*Instructions to follow*. The listing below should be copied in full, word for word.

*Input rows*.
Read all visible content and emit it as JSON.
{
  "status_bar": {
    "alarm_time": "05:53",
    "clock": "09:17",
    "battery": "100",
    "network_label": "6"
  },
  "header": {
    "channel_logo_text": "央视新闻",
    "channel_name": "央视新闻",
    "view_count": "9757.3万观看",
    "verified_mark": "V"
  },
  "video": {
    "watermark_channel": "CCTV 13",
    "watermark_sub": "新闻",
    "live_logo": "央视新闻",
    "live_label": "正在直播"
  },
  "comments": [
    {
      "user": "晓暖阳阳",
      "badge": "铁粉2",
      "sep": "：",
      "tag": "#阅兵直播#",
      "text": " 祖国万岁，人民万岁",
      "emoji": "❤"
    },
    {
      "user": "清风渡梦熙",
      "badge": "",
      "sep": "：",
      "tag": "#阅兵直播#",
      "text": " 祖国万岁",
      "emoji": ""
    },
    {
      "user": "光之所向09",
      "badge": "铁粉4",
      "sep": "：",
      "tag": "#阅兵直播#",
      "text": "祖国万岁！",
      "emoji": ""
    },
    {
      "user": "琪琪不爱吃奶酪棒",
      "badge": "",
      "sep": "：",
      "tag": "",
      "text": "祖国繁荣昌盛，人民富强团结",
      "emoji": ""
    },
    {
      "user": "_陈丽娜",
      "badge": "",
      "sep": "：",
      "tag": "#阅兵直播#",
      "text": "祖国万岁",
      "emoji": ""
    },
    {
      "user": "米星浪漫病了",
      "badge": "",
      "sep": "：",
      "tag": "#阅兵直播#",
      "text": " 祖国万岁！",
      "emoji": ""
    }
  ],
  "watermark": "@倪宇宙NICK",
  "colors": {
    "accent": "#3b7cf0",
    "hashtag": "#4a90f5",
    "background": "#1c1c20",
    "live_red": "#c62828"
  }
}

*Solution to this exercise*.
Read all visible content and emit it as JSON.
{
  "status_bar": {
    "alarm_time": "05:53",
    "clock": "09:17",
    "battery": "100",
    "network_label": "6"
  },
  "header": {
    "channel_logo_text": "央视新闻",
    "channel_name": "央视新闻",
    "view_count": "9757.3万观看",
    "verified_mark": "V"
  },
  "video": {
    "watermark_channel": "CCTV 13",
    "watermark_sub": "新闻",
    "live_logo": "央视新闻",
    "live_label": "正在直播"
  },
  "comments": [
    {
      "user": "晓暖阳阳",
      "badge": "铁粉2",
      "sep": "：",
      "tag": "#阅兵直播#",
      "text": " 祖国万岁，人民万岁",
      "emoji": "❤"
    },
    {
      "user": "清风渡梦熙",
      "badge": "",
      "sep": "：",
      "tag": "#阅兵直播#",
      "text": " 祖国万岁",
      "emoji": ""
    },
    {
      "user": "光之所向09",
      "badge": "铁粉4",
      "sep": "：",
      "tag": "#阅兵直播#",
      "text": "祖国万岁！",
      "emoji": ""
    },
    {
      "user": "琪琪不爱吃奶酪棒",
      "badge": "",
      "sep": "：",
      "tag": "",
      "text": "祖国繁荣昌盛，人民富强团结",
      "emoji": ""
    },
    {
      "user": "_陈丽娜",
      "badge": "",
      "sep": "：",
      "tag": "#阅兵直播#",
      "text": "祖国万岁",
      "emoji": ""
    },
    {
      "user": "米星浪漫病了",
      "badge": "",
      "sep": "：",
      "tag": "#阅兵直播#",
      "text": " 祖国万岁！",
      "emoji": ""
    }
  ],
  "watermark": "@倪宇宙NICK",
  "colors": {
    "accent": "#3b7cf0",
    "hashtag": "#4a90f5",
    "background": "#1c1c20",
    "live_red": "#c62828"
  }
}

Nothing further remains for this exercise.